::: Recorded information

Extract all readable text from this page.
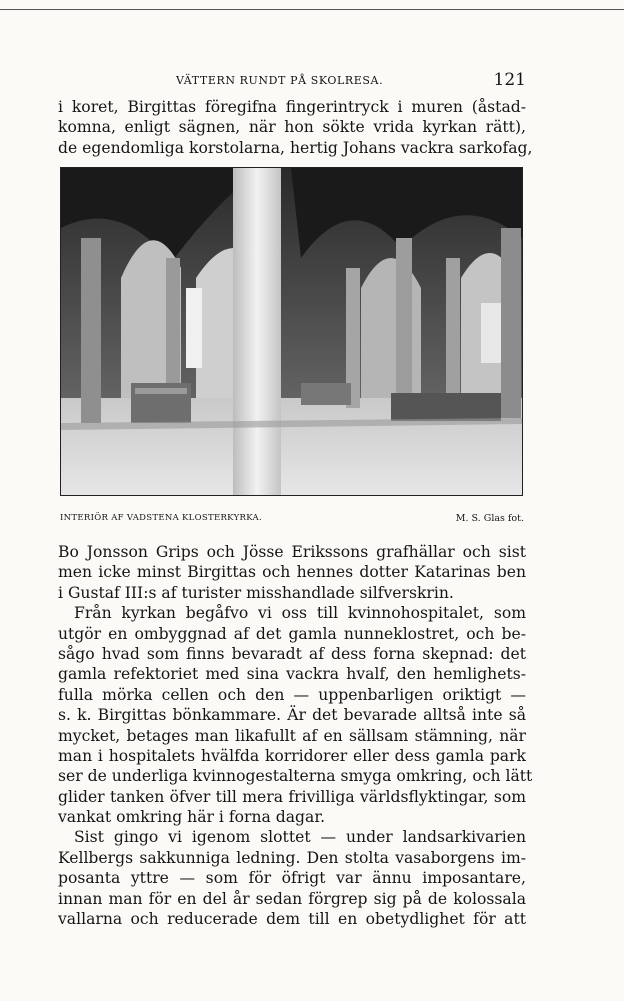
VÄTTERN RUNDT PÅ SKOLRESA.	121
i koret, Birgittas föregifna fingerintryck i muren (åstad-
komna, enligt sägnen, när hon sökte vrida kyrkan rätt),
de egendomliga korstolarna, hertig Johans vackra sarkofag,
INTERIÖR AF VADSTENA KLOSTERKYRKA.	M. S. Glas fot.
Bo Jonsson Grips och Jösse Erikssons grafhällar och sist
men icke minst Birgittas och hennes dotter Katarinas ben
i Gustaf III:s af turister misshandlade silfverskrin.
Från kyrkan begåfvo vi oss till kvinnohospitalet, som
utgör en ombyggnad af det gamla nunneklostret, och be-
sågo hvad som finns bevaradt af dess forna skepnad: det
gamla refektoriet med sina vackra hvalf, den hemlighets-
fulla mörka cellen och den — uppenbarligen oriktigt —
s. k. Birgittas bönkammare. Är det bevarade alltså inte så
mycket, betages man likafullt af en sällsam stämning, när
man i hospitalets hvälfda korridorer eller dess gamla park
ser de underliga kvinnogestalterna smyga omkring, och lätt
glider tanken öfver till mera frivilliga världsflyktingar, som
vankat omkring här i forna dagar.
Sist gingo vi igenom slottet — under landsarkivarien
Kellbergs sakkunniga ledning. Den stolta vasaborgens im-
posanta yttre — som för öfrigt var ännu imposantare,
innan man för en del år sedan förgrep sig på de kolossala
vallarna och reducerade dem till en obetydlighet för att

::::::

Work to complete = An exact reproduction of the data is required, with pictures excluded.

Task answer =
Extract all readable text from this page.
VÄTTERN RUNDT PÅ SKOLRESA.	121
i koret, Birgittas föregifna fingerintryck i muren (åstad-
komna, enligt sägnen, när hon sökte vrida kyrkan rätt),
de egendomliga korstolarna, hertig Johans vackra sarkofag,
INTERIÖR AF VADSTENA KLOSTERKYRKA.	M. S. Glas fot.
Bo Jonsson Grips och Jösse Erikssons grafhällar och sist
men icke minst Birgittas och hennes dotter Katarinas ben
i Gustaf III:s af turister misshandlade silfverskrin.
Från kyrkan begåfvo vi oss till kvinnohospitalet, som
utgör en ombyggnad af det gamla nunneklostret, och be-
sågo hvad som finns bevaradt af dess forna skepnad: det
gamla refektoriet med sina vackra hvalf, den hemlighets-
fulla mörka cellen och den — uppenbarligen oriktigt —
s. k. Birgittas bönkammare. Är det bevarade alltså inte så
mycket, betages man likafullt af en sällsam stämning, när
man i hospitalets hvälfda korridorer eller dess gamla park
ser de underliga kvinnogestalterna smyga omkring, och lätt
glider tanken öfver till mera frivilliga världsflyktingar, som
vankat omkring här i forna dagar.
Sist gingo vi igenom slottet — under landsarkivarien
Kellbergs sakkunniga ledning. Den stolta vasaborgens im-
posanta yttre — som för öfrigt var ännu imposantare,
innan man för en del år sedan förgrep sig på de kolossala
vallarna och reducerade dem till en obetydlighet för att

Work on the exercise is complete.